Instructions to follow: Locate every line in the records below that contains the word "JSOC", and copy each one.

Recorded information:
======
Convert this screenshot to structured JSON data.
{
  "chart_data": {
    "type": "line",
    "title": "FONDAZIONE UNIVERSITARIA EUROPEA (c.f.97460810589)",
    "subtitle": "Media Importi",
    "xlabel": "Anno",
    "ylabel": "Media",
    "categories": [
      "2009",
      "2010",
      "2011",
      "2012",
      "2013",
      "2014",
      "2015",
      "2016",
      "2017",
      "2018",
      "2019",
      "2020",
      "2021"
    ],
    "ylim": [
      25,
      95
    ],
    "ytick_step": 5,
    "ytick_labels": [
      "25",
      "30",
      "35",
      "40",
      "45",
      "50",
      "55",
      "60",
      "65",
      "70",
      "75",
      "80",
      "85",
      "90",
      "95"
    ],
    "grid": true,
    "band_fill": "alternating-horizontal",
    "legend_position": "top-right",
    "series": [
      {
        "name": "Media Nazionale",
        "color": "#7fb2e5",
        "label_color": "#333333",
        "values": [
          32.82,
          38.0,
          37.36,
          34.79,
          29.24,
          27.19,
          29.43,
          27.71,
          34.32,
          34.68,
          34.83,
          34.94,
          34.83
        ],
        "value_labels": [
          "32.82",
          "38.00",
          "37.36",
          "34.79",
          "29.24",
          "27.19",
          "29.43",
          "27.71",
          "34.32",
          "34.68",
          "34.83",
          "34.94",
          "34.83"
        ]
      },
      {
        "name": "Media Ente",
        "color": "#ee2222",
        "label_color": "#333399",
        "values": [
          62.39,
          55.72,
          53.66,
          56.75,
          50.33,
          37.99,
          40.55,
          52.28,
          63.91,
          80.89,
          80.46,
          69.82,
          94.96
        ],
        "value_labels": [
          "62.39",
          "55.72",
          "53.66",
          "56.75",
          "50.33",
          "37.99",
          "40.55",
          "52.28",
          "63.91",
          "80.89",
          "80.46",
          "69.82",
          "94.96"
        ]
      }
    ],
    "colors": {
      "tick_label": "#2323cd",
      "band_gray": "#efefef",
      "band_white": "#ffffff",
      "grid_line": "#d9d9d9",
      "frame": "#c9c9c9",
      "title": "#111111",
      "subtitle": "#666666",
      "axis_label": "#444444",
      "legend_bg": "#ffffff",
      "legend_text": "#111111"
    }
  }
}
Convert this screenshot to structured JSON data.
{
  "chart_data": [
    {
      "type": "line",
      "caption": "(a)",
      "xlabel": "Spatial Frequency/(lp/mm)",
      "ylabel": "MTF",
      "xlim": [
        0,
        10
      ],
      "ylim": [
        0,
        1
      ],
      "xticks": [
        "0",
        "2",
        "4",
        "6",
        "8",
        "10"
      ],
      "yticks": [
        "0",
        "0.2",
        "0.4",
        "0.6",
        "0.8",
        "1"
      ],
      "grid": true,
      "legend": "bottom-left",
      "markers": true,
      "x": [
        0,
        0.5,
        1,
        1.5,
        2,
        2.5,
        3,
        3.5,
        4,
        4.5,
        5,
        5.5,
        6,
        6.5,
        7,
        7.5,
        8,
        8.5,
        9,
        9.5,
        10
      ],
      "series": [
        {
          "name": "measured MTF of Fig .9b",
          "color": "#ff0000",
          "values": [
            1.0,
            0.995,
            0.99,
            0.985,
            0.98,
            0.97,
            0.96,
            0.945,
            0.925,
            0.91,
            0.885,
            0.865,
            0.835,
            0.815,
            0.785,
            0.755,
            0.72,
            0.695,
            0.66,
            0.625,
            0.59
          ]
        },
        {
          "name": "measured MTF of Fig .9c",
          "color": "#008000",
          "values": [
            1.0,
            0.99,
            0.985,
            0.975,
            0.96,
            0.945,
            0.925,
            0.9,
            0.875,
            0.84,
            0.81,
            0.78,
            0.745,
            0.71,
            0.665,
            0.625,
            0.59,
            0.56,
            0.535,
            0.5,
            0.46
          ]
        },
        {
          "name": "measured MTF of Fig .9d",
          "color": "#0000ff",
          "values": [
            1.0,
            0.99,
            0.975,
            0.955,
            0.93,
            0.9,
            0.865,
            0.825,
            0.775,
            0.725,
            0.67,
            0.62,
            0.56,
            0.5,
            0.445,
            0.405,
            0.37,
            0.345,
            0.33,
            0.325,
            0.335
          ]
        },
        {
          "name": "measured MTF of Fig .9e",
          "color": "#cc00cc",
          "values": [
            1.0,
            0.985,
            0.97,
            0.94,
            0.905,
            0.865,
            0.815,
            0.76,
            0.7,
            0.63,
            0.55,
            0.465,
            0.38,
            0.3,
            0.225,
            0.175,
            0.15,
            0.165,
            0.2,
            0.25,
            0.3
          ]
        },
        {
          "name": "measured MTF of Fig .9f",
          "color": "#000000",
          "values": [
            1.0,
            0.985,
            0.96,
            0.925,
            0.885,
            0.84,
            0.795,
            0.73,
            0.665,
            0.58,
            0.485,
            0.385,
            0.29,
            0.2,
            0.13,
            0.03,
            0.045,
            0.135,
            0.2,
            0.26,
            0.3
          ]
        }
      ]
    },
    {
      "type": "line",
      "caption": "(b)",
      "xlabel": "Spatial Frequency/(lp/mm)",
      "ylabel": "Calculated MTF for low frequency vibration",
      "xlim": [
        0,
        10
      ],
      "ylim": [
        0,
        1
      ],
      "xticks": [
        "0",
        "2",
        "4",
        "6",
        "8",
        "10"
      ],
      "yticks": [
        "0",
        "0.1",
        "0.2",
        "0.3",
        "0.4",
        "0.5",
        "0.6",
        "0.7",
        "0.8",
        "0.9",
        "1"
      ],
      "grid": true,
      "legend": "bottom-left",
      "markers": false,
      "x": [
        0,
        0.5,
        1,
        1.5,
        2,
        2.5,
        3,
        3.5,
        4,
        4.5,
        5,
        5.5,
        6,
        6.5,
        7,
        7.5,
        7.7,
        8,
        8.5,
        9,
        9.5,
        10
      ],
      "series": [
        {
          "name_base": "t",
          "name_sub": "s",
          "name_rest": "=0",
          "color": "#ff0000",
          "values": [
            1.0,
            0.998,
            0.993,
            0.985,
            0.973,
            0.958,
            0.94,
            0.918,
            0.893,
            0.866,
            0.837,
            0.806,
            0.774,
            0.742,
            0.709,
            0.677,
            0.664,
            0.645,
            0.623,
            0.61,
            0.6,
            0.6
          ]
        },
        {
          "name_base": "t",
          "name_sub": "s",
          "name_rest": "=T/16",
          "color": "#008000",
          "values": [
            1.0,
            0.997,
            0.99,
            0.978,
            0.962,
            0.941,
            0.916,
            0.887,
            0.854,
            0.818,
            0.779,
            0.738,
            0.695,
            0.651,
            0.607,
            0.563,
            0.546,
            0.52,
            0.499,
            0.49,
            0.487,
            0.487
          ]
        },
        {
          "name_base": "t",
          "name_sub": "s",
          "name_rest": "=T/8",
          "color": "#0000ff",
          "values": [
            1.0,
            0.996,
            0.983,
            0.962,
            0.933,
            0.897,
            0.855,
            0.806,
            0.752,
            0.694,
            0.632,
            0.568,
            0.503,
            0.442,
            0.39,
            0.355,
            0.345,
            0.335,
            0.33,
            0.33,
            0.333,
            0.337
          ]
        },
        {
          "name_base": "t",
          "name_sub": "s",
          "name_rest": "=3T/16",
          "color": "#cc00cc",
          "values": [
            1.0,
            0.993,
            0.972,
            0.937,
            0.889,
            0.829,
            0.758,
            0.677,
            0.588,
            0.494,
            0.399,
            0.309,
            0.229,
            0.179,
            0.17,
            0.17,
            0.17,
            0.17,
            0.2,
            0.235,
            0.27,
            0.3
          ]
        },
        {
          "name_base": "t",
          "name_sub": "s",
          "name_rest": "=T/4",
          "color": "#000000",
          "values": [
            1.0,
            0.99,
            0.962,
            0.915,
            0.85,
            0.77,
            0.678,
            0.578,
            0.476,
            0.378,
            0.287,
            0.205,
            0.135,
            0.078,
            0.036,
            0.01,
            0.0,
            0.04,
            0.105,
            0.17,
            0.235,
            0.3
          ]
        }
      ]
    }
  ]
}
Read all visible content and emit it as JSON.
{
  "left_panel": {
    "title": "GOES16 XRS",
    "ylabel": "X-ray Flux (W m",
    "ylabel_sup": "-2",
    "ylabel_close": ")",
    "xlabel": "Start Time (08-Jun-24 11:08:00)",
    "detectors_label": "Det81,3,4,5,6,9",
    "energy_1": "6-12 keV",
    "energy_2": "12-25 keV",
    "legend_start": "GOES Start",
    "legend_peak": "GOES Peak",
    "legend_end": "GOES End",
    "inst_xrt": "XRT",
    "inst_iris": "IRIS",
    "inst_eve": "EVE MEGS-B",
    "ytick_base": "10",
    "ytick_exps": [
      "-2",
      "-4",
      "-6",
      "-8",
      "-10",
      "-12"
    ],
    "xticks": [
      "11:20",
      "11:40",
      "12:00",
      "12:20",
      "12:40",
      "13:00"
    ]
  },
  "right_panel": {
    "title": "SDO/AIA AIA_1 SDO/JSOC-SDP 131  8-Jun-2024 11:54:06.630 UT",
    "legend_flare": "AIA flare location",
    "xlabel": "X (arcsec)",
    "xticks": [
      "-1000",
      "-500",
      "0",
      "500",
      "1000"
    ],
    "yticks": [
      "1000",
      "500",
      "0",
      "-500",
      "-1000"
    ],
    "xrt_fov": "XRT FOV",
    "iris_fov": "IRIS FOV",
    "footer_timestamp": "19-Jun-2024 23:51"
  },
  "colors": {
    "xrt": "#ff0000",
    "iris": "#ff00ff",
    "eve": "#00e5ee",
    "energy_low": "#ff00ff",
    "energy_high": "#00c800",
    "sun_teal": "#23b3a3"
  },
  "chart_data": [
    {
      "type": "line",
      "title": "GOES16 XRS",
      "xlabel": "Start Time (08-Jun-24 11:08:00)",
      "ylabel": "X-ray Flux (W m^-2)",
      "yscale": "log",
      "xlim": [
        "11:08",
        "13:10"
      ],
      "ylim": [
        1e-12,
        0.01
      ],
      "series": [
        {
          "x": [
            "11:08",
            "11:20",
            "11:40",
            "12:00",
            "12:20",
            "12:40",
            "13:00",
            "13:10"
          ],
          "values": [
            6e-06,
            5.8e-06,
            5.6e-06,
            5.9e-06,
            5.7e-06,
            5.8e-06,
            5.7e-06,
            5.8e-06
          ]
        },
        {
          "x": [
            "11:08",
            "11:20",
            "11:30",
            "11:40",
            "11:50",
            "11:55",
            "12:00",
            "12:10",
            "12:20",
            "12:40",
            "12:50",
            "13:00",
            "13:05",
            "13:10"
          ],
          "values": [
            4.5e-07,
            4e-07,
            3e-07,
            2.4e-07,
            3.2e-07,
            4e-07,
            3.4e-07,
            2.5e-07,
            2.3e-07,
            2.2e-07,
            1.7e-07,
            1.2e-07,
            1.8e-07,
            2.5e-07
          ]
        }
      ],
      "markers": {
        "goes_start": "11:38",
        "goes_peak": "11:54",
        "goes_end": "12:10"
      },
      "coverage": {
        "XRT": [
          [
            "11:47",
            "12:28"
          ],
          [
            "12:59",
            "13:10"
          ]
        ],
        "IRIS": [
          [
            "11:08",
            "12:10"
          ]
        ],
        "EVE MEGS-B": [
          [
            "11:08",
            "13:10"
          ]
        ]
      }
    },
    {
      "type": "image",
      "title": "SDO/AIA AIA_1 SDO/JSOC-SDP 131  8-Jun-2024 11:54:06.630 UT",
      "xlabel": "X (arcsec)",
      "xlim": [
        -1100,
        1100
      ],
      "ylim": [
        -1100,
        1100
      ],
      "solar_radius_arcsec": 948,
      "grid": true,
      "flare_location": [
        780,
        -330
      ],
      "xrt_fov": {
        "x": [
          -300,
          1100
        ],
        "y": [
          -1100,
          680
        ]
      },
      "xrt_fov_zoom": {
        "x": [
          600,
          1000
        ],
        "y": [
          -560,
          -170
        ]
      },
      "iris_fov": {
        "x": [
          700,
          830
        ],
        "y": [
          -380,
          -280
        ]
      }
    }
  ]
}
======
Solution for this task:
    "title": "SDO/AIA AIA_1 SDO/JSOC-SDP 131  8-Jun-2024 11:54:06.630 UT",
      "title": "SDO/AIA AIA_1 SDO/JSOC-SDP 131  8-Jun-2024 11:54:06.630 UT",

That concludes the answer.